(DATA EXCERPTS)
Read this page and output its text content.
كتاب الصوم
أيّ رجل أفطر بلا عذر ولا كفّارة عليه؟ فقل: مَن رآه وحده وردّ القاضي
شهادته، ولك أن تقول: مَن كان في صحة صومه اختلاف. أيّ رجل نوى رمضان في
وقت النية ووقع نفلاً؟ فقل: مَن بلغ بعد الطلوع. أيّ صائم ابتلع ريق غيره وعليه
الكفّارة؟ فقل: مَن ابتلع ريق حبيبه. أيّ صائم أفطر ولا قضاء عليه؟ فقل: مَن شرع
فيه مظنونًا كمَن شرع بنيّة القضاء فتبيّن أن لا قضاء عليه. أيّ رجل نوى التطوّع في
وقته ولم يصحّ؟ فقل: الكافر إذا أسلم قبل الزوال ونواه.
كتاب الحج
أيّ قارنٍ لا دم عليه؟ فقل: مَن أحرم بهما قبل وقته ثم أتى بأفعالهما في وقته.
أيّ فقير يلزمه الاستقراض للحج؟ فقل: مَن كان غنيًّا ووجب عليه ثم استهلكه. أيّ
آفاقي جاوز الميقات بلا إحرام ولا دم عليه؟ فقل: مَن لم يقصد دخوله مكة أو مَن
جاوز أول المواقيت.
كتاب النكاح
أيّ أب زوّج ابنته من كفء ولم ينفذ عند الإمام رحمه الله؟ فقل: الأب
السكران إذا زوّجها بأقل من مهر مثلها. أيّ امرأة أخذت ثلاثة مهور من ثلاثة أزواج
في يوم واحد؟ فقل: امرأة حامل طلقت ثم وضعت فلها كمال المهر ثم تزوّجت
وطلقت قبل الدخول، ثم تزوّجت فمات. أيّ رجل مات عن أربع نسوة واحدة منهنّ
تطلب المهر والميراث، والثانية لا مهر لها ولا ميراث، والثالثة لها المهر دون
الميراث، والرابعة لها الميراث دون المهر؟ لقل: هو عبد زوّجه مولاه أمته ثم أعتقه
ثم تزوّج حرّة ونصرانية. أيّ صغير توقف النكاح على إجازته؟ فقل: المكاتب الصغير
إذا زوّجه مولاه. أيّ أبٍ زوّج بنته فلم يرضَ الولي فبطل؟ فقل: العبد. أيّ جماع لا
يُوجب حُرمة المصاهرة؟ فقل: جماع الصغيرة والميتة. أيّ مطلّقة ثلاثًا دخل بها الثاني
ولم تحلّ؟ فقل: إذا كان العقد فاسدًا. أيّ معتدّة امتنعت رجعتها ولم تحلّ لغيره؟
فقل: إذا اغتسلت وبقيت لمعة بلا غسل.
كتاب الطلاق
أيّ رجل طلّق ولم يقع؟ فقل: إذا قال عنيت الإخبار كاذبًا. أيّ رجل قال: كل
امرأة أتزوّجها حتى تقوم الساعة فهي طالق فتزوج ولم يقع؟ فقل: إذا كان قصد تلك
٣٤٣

(WHAT TO DO) Copy down the material exactly as written.

(TASK OUTPUT)
Read this page and output its text content.
كتاب الصوم
أيّ رجل أفطر بلا عذر ولا كفّارة عليه؟ فقل: مَن رآه وحده وردّ القاضي
شهادته، ولك أن تقول: مَن كان في صحة صومه اختلاف. أيّ رجل نوى رمضان في
وقت النية ووقع نفلاً؟ فقل: مَن بلغ بعد الطلوع. أيّ صائم ابتلع ريق غيره وعليه
الكفّارة؟ فقل: مَن ابتلع ريق حبيبه. أيّ صائم أفطر ولا قضاء عليه؟ فقل: مَن شرع
فيه مظنونًا كمَن شرع بنيّة القضاء فتبيّن أن لا قضاء عليه. أيّ رجل نوى التطوّع في
وقته ولم يصحّ؟ فقل: الكافر إذا أسلم قبل الزوال ونواه.
كتاب الحج
أيّ قارنٍ لا دم عليه؟ فقل: مَن أحرم بهما قبل وقته ثم أتى بأفعالهما في وقته.
أيّ فقير يلزمه الاستقراض للحج؟ فقل: مَن كان غنيًّا ووجب عليه ثم استهلكه. أيّ
آفاقي جاوز الميقات بلا إحرام ولا دم عليه؟ فقل: مَن لم يقصد دخوله مكة أو مَن
جاوز أول المواقيت.
كتاب النكاح
أيّ أب زوّج ابنته من كفء ولم ينفذ عند الإمام رحمه الله؟ فقل: الأب
السكران إذا زوّجها بأقل من مهر مثلها. أيّ امرأة أخذت ثلاثة مهور من ثلاثة أزواج
في يوم واحد؟ فقل: امرأة حامل طلقت ثم وضعت فلها كمال المهر ثم تزوّجت
وطلقت قبل الدخول، ثم تزوّجت فمات. أيّ رجل مات عن أربع نسوة واحدة منهنّ
تطلب المهر والميراث، والثانية لا مهر لها ولا ميراث، والثالثة لها المهر دون
الميراث، والرابعة لها الميراث دون المهر؟ لقل: هو عبد زوّجه مولاه أمته ثم أعتقه
ثم تزوّج حرّة ونصرانية. أيّ صغير توقف النكاح على إجازته؟ فقل: المكاتب الصغير
إذا زوّجه مولاه. أيّ أبٍ زوّج بنته فلم يرضَ الولي فبطل؟ فقل: العبد. أيّ جماع لا
يُوجب حُرمة المصاهرة؟ فقل: جماع الصغيرة والميتة. أيّ مطلّقة ثلاثًا دخل بها الثاني
ولم تحلّ؟ فقل: إذا كان العقد فاسدًا. أيّ معتدّة امتنعت رجعتها ولم تحلّ لغيره؟
فقل: إذا اغتسلت وبقيت لمعة بلا غسل.
كتاب الطلاق
أيّ رجل طلّق ولم يقع؟ فقل: إذا قال عنيت الإخبار كاذبًا. أيّ رجل قال: كل
امرأة أتزوّجها حتى تقوم الساعة فهي طالق فتزوج ولم يقع؟ فقل: إذا كان قصد تلك
٣٤٣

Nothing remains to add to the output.